## BEGIN TEXT EXTRACT

It's been a long time since I've trained a working dog, so I'm sure others are going to have some better suggestions than I will, but I'd be looking for small ways help her increase her confidence without putting too much pressure on her to be right or to do more than she's comfortable doing for a while. And be sure to let her know when you're pleased with her.

 

In my admittedly limited experience, I found that doing chores did a lot to help my dogs gain confidence. We had a job to do and weren't always worried about finesse. If something went wrong we just started over and tried again because I needed to get done and get to work or get home to start supper.

 

One of my dogs would seem to go into a meltdown when I tried to teach her new things, but if I didn't put too much pressure on her and let her sleep on it (and finish up the session with some work she already knew) she'd come back the next time and know how to do it. Some dogs do seem to benefit from knowing when work's real vs. when it's theoretical, as in training, and if I had a little more time I'd work some training into the chores, which really made a difference for her.

 

Another dog was often overly excited on sheep and could become a hot mess when he didn't understand what was wanted of him. Oddly he was much calmer with chickens so I'd train new things in the back yard on chickens and when he got to the sheep he knew what was expected and could work with confidence and self-control.

## END TEXT EXTRACT

• **REQUIRED ACTIONS**
1. Answer these about the post on training working dogs:
(a) What did the writer find helped the dogs gain confidence?
(b) How did the writer end a session with the dog who seemed to melt down when learning new things?
(c) Where, and on what animals, did the writer train new things for the dog who got overly excited on sheep?
2. Please copy out the part of the post on training working dogs starting with "In my admittedly" and going on through "difference for her.".

## BEGIN EXCERPTED RECORDS

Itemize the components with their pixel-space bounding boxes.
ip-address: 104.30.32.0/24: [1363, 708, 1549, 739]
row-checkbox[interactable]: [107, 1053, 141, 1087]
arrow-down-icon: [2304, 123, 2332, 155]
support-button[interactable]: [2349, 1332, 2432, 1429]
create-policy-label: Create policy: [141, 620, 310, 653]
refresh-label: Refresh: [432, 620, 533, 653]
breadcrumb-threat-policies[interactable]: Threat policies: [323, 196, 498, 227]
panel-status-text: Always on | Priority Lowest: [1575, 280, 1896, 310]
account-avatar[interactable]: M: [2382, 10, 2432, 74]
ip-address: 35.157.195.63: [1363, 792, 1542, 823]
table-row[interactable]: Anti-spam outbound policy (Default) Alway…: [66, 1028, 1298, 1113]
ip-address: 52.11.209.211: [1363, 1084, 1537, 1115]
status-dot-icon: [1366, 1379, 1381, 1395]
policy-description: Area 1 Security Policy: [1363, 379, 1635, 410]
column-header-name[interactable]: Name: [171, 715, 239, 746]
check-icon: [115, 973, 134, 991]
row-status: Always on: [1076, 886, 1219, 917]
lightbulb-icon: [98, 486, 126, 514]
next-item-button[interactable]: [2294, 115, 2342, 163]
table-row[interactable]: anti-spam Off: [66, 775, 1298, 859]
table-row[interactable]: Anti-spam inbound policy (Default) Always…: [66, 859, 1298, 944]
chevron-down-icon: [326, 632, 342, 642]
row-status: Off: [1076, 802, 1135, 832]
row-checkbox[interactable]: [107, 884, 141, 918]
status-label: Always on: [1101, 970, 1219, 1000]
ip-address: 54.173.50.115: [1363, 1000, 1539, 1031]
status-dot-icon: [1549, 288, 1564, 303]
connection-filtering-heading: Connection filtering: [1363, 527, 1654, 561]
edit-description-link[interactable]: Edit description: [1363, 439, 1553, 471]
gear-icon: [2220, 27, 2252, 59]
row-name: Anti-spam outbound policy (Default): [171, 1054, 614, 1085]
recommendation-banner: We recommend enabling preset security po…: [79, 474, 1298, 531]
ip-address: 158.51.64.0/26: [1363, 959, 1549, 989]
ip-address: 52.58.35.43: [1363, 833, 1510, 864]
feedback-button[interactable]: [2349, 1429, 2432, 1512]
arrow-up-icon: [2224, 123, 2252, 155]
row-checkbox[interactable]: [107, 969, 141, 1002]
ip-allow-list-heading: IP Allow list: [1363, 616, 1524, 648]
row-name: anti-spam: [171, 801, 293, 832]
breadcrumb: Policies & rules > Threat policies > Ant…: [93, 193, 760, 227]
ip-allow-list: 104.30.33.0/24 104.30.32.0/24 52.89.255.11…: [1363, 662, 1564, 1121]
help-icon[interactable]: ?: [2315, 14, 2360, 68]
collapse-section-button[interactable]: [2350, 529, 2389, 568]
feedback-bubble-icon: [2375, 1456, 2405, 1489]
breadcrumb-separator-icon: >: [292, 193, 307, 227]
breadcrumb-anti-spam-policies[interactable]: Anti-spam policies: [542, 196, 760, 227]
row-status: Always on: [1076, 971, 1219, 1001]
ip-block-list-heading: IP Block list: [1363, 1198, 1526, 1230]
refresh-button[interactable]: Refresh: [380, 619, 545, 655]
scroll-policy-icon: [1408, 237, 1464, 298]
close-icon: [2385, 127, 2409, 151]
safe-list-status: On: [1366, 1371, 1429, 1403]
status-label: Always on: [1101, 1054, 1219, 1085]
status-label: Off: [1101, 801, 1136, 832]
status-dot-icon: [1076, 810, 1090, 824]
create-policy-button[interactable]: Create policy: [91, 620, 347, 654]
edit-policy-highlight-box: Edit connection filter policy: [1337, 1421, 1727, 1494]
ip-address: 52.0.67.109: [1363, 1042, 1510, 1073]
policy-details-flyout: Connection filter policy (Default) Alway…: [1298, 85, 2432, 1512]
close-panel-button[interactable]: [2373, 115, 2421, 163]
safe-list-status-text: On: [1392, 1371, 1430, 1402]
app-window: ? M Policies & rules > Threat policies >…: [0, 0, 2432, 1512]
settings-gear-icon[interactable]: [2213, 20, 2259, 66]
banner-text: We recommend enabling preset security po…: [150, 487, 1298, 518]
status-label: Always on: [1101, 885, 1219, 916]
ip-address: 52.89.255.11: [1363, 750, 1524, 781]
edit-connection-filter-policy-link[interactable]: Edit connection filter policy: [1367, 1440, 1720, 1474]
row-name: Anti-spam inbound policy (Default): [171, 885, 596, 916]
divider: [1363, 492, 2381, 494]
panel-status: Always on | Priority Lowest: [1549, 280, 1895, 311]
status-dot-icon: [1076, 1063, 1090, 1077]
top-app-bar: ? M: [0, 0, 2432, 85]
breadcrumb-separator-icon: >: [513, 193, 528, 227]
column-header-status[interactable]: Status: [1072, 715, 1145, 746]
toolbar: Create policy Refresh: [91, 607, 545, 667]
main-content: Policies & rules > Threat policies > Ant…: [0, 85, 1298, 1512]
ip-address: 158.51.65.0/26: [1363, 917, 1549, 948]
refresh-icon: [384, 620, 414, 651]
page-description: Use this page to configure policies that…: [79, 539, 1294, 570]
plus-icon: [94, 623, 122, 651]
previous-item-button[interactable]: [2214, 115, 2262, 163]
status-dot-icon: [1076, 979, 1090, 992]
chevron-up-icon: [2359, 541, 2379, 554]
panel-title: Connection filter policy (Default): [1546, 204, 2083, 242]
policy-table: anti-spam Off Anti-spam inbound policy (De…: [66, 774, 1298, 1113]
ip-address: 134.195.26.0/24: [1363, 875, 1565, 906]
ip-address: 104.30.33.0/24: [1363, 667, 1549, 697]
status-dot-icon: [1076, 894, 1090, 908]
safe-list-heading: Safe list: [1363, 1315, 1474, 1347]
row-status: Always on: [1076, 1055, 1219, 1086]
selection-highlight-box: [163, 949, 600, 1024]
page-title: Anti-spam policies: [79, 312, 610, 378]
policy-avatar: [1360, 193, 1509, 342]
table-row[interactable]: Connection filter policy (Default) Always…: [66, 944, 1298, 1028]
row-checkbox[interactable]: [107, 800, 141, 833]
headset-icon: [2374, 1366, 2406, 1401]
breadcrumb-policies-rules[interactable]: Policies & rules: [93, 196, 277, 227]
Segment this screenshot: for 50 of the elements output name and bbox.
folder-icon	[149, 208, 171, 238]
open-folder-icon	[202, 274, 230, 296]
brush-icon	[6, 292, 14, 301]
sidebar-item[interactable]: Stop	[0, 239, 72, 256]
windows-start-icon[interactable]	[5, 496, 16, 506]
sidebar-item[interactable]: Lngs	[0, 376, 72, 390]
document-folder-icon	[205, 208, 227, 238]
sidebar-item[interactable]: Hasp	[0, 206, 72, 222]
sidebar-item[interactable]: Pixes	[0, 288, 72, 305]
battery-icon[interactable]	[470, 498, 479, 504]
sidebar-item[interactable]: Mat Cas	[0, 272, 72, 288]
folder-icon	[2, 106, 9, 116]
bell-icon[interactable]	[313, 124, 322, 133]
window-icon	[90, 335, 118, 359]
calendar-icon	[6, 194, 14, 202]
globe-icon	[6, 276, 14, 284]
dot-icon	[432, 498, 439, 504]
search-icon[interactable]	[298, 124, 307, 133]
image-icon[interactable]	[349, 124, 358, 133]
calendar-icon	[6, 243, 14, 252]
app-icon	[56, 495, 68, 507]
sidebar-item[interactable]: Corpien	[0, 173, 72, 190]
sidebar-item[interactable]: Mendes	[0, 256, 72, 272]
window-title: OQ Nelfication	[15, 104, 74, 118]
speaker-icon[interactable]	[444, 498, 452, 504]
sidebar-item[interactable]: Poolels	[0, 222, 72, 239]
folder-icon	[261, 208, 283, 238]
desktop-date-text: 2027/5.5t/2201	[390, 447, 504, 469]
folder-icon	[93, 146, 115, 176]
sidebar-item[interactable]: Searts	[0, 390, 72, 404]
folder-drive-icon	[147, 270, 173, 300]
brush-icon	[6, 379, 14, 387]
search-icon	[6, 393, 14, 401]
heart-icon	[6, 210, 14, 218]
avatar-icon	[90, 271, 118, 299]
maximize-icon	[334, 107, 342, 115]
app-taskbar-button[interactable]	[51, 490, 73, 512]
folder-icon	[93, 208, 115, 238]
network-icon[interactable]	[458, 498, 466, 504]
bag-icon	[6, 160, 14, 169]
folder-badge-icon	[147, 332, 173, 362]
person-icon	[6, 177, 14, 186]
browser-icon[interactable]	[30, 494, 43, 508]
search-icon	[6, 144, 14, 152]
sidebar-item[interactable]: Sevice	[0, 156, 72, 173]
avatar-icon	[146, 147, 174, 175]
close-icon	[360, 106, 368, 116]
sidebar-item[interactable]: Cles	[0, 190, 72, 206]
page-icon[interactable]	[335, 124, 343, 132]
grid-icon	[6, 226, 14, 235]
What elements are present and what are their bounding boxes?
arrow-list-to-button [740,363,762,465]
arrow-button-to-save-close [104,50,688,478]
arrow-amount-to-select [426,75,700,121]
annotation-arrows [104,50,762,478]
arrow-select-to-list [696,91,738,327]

## END EXCERPTED RECORDS

• **ANSWERS FOR THE TASKS**
1.
(a) Doing chores.
(b) With some work she already knew.
(c) In the back yard, on chickens.

2.
In my admittedly limited experience, I found that doing chores did a lot to help my dogs gain confidence. We had a job to do and weren't always worried about finesse. If something went wrong we just started over and tried again because I needed to get done and get to work or get home to start supper.

 

One of my dogs would seem to go into a meltdown when I tried to teach her new things, but if I didn't put too much pressure on her and let her sleep on it (and finish up the session with some work she already knew) she'd come back the next time and know how to do it. Some dogs do seem to benefit from knowing when work's real vs. when it's theoretical, as in training, and if I had a little more time I'd work some training into the chores, which really made a difference for her.